(Saved entries)
• • • •

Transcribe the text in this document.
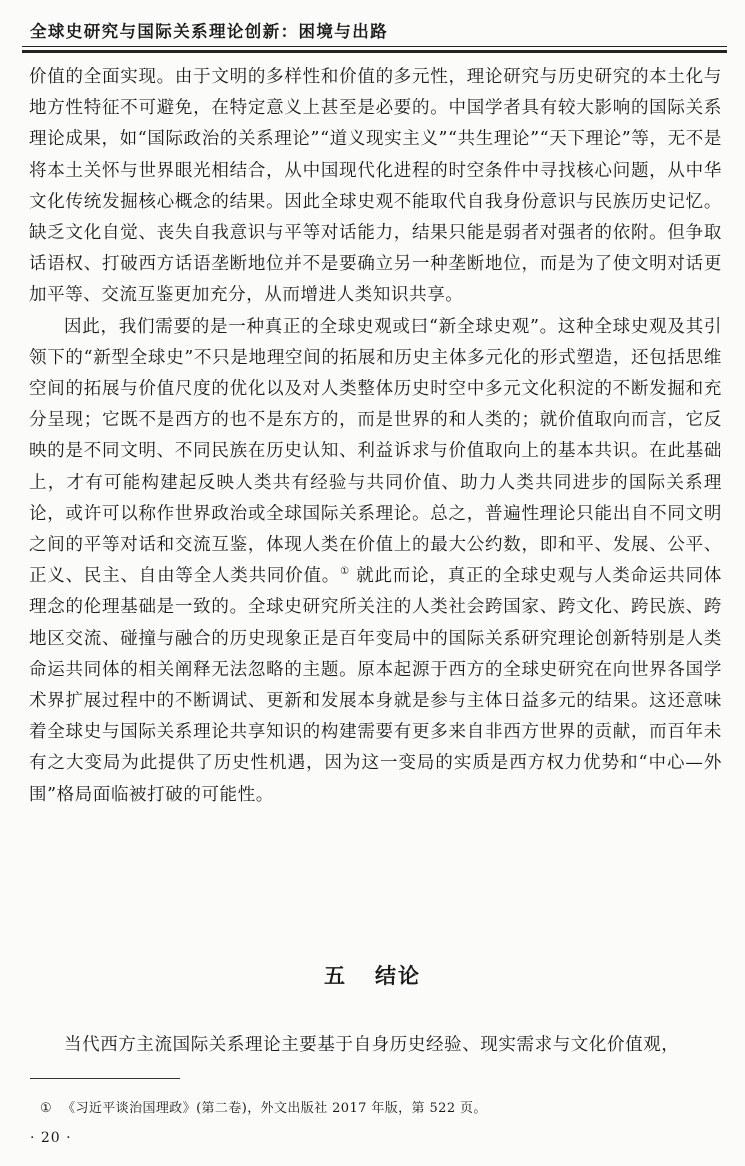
全球史研究与国际关系理论创新：困境与出路

价值的全面实现。由于文明的多样性和价值的多元性，理论研究与历史研究的本土化与地方性特征不可避免，在特定意义上甚至是必要的。中国学者具有较大影响的国际关系理论成果，如“国际政治的关系理论”“道义现实主义”“共生理论”“天下理论”等，无不是将本土关怀与世界眼光相结合，从中国现代化进程的时空条件中寻找核心问题，从中华文化传统发掘核心概念的结果。因此全球史观不能取代自我身份意识与民族历史记忆。缺乏文化自觉、丧失自我意识与平等对话能力，结果只能是弱者对强者的依附。但争取话语权、打破西方话语垄断地位并不是要确立另一种垄断地位，而是为了使文明对话更加平等、交流互鉴更加充分，从而增进人类知识共享。

因此，我们需要的是一种真正的全球史观或曰“新全球史观”。这种全球史观及其引领下的“新型全球史”不只是地理空间的拓展和历史主体多元化的形式塑造，还包括思维空间的拓展与价值尺度的优化以及对人类整体历史时空中多元文化积淀的不断发掘和充分呈现；它既不是西方的也不是东方的，而是世界的和人类的；就价值取向而言，它反映的是不同文明、不同民族在历史认知、利益诉求与价值取向上的基本共识。在此基础上，才有可能构建起反映人类共有经验与共同价值、助力人类共同进步的国际关系理论，或许可以称作世界政治或全球国际关系理论。总之，普遍性理论只能出自不同文明之间的平等对话和交流互鉴，体现人类在价值上的最大公约数，即和平、发展、公平、正义、民主、自由等全人类共同价值。① 就此而论，真正的全球史观与人类命运共同体理念的伦理基础是一致的。全球史研究所关注的人类社会跨国家、跨文化、跨民族、跨地区交流、碰撞与融合的历史现象正是百年变局中的国际关系研究理论创新特别是人类命运共同体的相关阐释无法忽略的主题。原本起源于西方的全球史研究在向世界各国学术界扩展过程中的不断调试、更新和发展本身就是参与主体日益多元的结果。这还意味着全球史与国际关系理论共享知识的构建需要有更多来自非西方世界的贡献，而百年未有之大变局为此提供了历史性机遇，因为这一变局的实质是西方权力优势和“中心—外围”格局面临被打破的可能性。

五 结论

当代西方主流国际关系理论主要基于自身历史经验、现实需求与文化价值观，

① 《习近平谈治国理政》(第二卷)，外文出版社 2017 年版，第 522 页。
· 20 ·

• • • •

Transcribe the records above exactly as they appear, leaving out any pictures.

Transcribe the text in this document.
全球史研究与国际关系理论创新：困境与出路

价值的全面实现。由于文明的多样性和价值的多元性，理论研究与历史研究的本土化与地方性特征不可避免，在特定意义上甚至是必要的。中国学者具有较大影响的国际关系理论成果，如“国际政治的关系理论”“道义现实主义”“共生理论”“天下理论”等，无不是将本土关怀与世界眼光相结合，从中国现代化进程的时空条件中寻找核心问题，从中华文化传统发掘核心概念的结果。因此全球史观不能取代自我身份意识与民族历史记忆。缺乏文化自觉、丧失自我意识与平等对话能力，结果只能是弱者对强者的依附。但争取话语权、打破西方话语垄断地位并不是要确立另一种垄断地位，而是为了使文明对话更加平等、交流互鉴更加充分，从而增进人类知识共享。

因此，我们需要的是一种真正的全球史观或曰“新全球史观”。这种全球史观及其引领下的“新型全球史”不只是地理空间的拓展和历史主体多元化的形式塑造，还包括思维空间的拓展与价值尺度的优化以及对人类整体历史时空中多元文化积淀的不断发掘和充分呈现；它既不是西方的也不是东方的，而是世界的和人类的；就价值取向而言，它反映的是不同文明、不同民族在历史认知、利益诉求与价值取向上的基本共识。在此基础上，才有可能构建起反映人类共有经验与共同价值、助力人类共同进步的国际关系理论，或许可以称作世界政治或全球国际关系理论。总之，普遍性理论只能出自不同文明之间的平等对话和交流互鉴，体现人类在价值上的最大公约数，即和平、发展、公平、正义、民主、自由等全人类共同价值。① 就此而论，真正的全球史观与人类命运共同体理念的伦理基础是一致的。全球史研究所关注的人类社会跨国家、跨文化、跨民族、跨地区交流、碰撞与融合的历史现象正是百年变局中的国际关系研究理论创新特别是人类命运共同体的相关阐释无法忽略的主题。原本起源于西方的全球史研究在向世界各国学术界扩展过程中的不断调试、更新和发展本身就是参与主体日益多元的结果。这还意味着全球史与国际关系理论共享知识的构建需要有更多来自非西方世界的贡献，而百年未有之大变局为此提供了历史性机遇，因为这一变局的实质是西方权力优势和“中心—外围”格局面临被打破的可能性。

五 结论

当代西方主流国际关系理论主要基于自身历史经验、现实需求与文化价值观，

① 《习近平谈治国理政》(第二卷)，外文出版社 2017 年版，第 522 页。
· 20 ·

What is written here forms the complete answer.